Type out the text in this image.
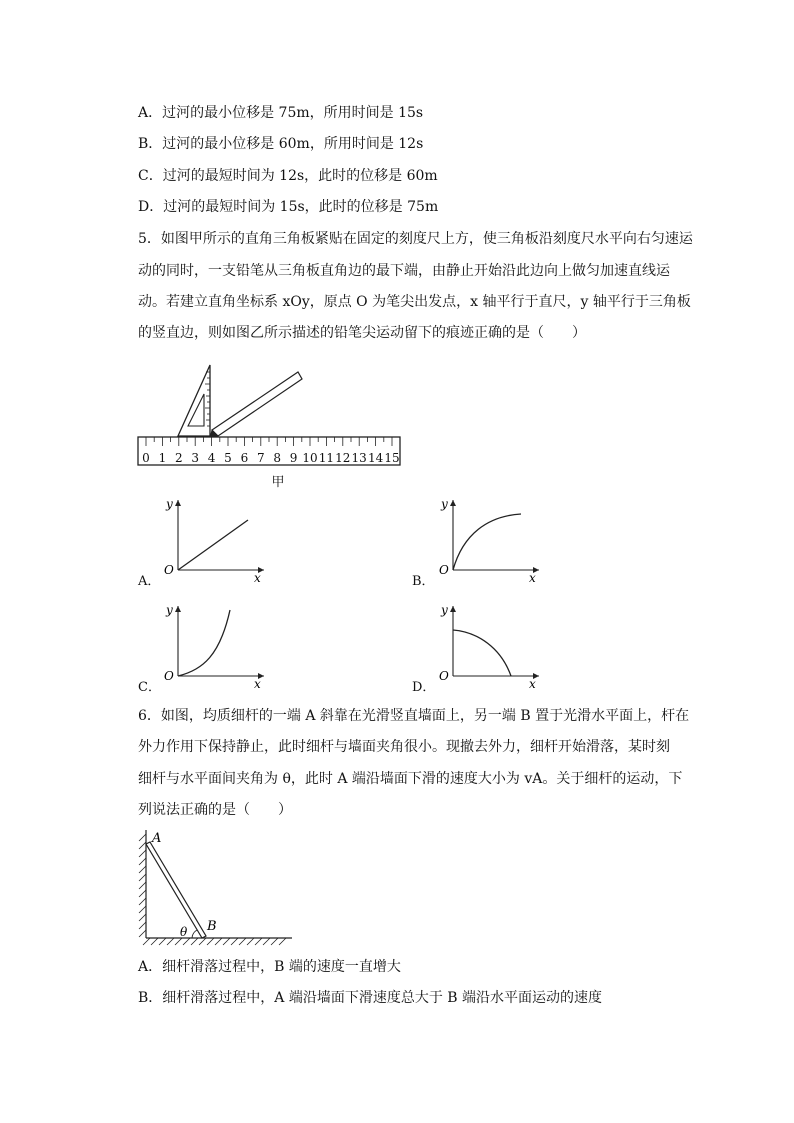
A．过河的最小位移是 75m，所用时间是 15s
B．过河的最小位移是 60m，所用时间是 12s
C．过河的最短时间为 12s，此时的位移是 60m
D．过河的最短时间为 15s，此时的位移是 75m
5．如图甲所示的直角三角板紧贴在固定的刻度尺上方，使三角板沿刻度尺水平向右匀速运
动的同时，一支铅笔从三角板直角边的最下端，由静止开始沿此边向上做匀加速直线运
动。若建立直角坐标系 xOy，原点 O 为笔尖出发点，x 轴平行于直尺，y 轴平行于三角板
的竖直边，则如图乙所示描述的铅笔尖运动留下的痕迹正确的是（　　）
0 1 2 3 4 5 6 7 8 9 10 11 12 13 14 15
甲
A．
y
O
x	B．
y
O
x
C．
y
O
x	D．
y
O
x
6．如图，均质细杆的一端 A 斜靠在光滑竖直墙面上，另一端 B 置于光滑水平面上，杆在
外力作用下保持静止，此时细杆与墙面夹角很小。现撤去外力，细杆开始滑落，某时刻
细杆与水平面间夹角为 θ，此时 A 端沿墙面下滑的速度大小为 vA。关于细杆的运动，下
列说法正确的是（　　）
A
B
θ
A．细杆滑落过程中，B 端的速度一直增大
B．细杆滑落过程中，A 端沿墙面下滑速度总大于 B 端沿水平面运动的速度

-*-

- GIVEN REQUEST -
Each record above should come back exactly the same, only without its pictures.

- RESULT BELOW -
Type out the text in this image.
A．过河的最小位移是 75m，所用时间是 15s
B．过河的最小位移是 60m，所用时间是 12s
C．过河的最短时间为 12s，此时的位移是 60m
D．过河的最短时间为 15s，此时的位移是 75m
5．如图甲所示的直角三角板紧贴在固定的刻度尺上方，使三角板沿刻度尺水平向右匀速运
动的同时，一支铅笔从三角板直角边的最下端，由静止开始沿此边向上做匀加速直线运
动。若建立直角坐标系 xOy，原点 O 为笔尖出发点，x 轴平行于直尺，y 轴平行于三角板
的竖直边，则如图乙所示描述的铅笔尖运动留下的痕迹正确的是（　　）
0 1 2 3 4 5 6 7 8 9 10 11 12 13 14 15
甲
A．
y
O
x	B．
y
O
x
C．
y
O
x	D．
y
O
x
6．如图，均质细杆的一端 A 斜靠在光滑竖直墙面上，另一端 B 置于光滑水平面上，杆在
外力作用下保持静止，此时细杆与墙面夹角很小。现撤去外力，细杆开始滑落，某时刻
细杆与水平面间夹角为 θ，此时 A 端沿墙面下滑的速度大小为 vA。关于细杆的运动，下
列说法正确的是（　　）
A
B
θ
A．细杆滑落过程中，B 端的速度一直增大
B．细杆滑落过程中，A 端沿墙面下滑速度总大于 B 端沿水平面运动的速度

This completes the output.